TASK TO CARRY OUT: Select the lines of the records containing the word "elektronikoen" and list them.

--- start MATERIAL FOR THE TASK ---

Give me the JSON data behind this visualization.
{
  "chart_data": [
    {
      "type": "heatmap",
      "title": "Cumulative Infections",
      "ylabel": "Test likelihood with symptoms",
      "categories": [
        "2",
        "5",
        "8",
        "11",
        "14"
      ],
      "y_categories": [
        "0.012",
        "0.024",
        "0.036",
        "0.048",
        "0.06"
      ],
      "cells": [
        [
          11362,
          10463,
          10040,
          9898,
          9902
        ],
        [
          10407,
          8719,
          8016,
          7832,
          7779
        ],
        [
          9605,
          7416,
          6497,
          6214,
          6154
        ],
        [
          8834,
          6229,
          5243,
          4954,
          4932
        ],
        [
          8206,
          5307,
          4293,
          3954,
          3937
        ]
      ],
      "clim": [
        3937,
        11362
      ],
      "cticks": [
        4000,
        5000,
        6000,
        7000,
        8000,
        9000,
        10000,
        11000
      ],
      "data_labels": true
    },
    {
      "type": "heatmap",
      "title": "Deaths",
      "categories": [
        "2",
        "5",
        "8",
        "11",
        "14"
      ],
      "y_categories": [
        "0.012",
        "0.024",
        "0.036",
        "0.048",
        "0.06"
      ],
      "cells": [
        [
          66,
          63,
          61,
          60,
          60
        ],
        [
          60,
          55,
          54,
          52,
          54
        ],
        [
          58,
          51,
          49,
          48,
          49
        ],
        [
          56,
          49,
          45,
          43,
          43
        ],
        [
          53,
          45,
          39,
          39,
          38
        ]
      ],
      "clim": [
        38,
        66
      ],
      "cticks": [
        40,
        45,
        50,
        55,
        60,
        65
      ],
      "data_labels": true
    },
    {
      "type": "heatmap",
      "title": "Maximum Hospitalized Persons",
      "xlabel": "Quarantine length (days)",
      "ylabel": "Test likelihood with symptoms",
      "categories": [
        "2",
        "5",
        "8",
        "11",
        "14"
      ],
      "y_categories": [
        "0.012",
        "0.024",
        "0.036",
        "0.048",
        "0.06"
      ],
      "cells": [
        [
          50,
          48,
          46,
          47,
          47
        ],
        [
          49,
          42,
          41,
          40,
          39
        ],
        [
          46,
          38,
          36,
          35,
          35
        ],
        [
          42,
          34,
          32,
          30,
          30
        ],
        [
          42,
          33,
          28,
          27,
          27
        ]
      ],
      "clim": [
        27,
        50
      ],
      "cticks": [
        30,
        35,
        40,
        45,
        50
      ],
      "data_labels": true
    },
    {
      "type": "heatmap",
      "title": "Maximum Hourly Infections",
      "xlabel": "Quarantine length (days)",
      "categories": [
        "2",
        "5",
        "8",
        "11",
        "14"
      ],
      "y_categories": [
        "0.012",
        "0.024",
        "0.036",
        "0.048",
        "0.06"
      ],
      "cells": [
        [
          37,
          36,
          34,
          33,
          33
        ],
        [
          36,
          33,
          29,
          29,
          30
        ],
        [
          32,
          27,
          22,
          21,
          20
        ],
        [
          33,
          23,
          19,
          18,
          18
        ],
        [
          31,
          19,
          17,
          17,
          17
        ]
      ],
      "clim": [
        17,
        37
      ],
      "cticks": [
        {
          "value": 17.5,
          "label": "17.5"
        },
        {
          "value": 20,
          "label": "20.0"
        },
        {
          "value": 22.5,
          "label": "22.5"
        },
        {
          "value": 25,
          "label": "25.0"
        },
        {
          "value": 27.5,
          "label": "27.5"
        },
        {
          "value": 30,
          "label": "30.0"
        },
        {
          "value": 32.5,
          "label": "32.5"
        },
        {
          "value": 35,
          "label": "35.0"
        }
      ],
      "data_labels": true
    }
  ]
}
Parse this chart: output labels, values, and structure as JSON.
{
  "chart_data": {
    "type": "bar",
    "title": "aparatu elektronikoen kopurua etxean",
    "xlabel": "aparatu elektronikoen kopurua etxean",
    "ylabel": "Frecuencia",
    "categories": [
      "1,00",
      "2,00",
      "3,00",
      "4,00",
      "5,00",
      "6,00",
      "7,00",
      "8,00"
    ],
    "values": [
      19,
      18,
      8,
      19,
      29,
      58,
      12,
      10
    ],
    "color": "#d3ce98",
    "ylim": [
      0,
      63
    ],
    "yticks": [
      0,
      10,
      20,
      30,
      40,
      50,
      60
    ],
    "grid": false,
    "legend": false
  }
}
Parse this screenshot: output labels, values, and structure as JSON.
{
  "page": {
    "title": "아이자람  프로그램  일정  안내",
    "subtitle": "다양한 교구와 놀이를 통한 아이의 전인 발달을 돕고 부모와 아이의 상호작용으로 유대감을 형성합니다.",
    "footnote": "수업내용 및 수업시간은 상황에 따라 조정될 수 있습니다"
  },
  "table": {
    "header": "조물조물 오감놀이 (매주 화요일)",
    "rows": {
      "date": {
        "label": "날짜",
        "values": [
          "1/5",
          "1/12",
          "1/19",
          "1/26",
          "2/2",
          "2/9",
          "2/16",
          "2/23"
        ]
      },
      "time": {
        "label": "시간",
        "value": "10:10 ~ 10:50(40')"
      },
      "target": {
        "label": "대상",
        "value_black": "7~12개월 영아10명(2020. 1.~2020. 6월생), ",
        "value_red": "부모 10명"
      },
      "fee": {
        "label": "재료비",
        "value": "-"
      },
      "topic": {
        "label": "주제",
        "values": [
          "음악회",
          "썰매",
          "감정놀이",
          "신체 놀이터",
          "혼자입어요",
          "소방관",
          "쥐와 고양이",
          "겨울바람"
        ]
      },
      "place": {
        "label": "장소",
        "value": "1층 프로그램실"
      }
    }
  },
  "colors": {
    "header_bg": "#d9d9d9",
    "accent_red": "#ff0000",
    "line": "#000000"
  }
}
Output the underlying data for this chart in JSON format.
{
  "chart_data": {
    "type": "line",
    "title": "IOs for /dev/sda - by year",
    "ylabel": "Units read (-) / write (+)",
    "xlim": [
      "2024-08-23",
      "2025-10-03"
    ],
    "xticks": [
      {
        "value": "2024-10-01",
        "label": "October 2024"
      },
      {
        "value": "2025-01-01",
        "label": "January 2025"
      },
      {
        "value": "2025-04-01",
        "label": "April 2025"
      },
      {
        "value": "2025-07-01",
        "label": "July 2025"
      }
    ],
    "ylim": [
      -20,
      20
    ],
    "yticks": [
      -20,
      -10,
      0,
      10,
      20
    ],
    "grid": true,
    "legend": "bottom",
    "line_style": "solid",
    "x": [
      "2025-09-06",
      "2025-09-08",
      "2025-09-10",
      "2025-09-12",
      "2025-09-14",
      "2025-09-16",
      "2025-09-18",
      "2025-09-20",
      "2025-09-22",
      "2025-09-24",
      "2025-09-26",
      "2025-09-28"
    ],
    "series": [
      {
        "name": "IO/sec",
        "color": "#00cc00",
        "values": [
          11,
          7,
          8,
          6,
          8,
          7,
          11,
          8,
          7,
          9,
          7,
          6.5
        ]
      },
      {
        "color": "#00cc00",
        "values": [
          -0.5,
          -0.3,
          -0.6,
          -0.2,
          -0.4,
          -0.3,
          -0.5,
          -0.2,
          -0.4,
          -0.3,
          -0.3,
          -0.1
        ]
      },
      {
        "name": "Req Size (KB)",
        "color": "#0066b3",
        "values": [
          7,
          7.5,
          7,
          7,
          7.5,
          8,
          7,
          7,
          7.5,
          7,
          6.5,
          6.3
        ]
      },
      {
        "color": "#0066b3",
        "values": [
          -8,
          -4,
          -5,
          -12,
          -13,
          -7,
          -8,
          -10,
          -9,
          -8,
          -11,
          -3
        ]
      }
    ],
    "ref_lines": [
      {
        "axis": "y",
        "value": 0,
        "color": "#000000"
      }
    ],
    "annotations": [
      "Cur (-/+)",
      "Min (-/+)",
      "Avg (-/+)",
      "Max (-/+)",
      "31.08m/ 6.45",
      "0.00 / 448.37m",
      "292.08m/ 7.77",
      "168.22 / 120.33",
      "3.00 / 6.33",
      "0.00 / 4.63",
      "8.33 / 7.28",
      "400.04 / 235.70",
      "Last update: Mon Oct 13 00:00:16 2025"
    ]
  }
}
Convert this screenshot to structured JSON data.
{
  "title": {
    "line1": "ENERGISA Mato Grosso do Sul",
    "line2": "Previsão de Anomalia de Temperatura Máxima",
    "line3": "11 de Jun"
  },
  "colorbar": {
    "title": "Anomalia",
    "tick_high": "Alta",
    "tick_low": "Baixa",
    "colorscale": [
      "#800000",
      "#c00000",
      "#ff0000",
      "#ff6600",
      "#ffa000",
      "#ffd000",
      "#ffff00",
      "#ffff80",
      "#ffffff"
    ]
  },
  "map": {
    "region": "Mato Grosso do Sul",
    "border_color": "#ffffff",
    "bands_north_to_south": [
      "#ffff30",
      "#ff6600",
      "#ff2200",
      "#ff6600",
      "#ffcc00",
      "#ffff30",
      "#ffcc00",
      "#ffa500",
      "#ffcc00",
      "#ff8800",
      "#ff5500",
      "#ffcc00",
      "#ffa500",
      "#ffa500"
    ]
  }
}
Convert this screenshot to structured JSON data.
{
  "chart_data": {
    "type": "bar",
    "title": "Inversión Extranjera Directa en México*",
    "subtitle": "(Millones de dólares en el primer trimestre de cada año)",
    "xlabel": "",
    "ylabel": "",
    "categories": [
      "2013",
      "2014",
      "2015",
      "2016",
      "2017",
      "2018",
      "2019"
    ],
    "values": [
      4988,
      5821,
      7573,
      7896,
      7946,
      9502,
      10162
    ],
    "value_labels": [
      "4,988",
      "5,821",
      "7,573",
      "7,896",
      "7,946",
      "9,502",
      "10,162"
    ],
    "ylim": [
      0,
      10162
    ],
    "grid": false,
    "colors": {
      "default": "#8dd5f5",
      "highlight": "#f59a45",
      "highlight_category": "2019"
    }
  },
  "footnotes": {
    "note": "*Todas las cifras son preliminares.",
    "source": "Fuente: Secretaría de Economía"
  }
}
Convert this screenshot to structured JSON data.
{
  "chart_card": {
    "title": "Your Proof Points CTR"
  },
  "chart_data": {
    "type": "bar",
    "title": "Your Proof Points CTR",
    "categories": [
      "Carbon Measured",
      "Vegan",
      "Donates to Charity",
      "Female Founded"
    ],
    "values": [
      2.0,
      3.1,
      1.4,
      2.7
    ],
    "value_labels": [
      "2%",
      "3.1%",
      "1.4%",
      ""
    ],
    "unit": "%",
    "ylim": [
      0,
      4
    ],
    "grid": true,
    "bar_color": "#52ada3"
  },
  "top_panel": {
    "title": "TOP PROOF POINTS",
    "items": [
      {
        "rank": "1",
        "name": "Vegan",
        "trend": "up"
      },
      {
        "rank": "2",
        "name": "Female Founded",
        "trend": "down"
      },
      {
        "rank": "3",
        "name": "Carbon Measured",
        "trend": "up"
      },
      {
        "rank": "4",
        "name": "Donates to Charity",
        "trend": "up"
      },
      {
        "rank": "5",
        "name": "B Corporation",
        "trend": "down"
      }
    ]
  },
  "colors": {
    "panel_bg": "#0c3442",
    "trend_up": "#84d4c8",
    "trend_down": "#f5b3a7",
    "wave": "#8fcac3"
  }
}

--- end MATERIAL FOR THE TASK ---

COMPLETED TASK:
    "title": "aparatu elektronikoen kopurua etxean",
    "xlabel": "aparatu elektronikoen kopurua etxean",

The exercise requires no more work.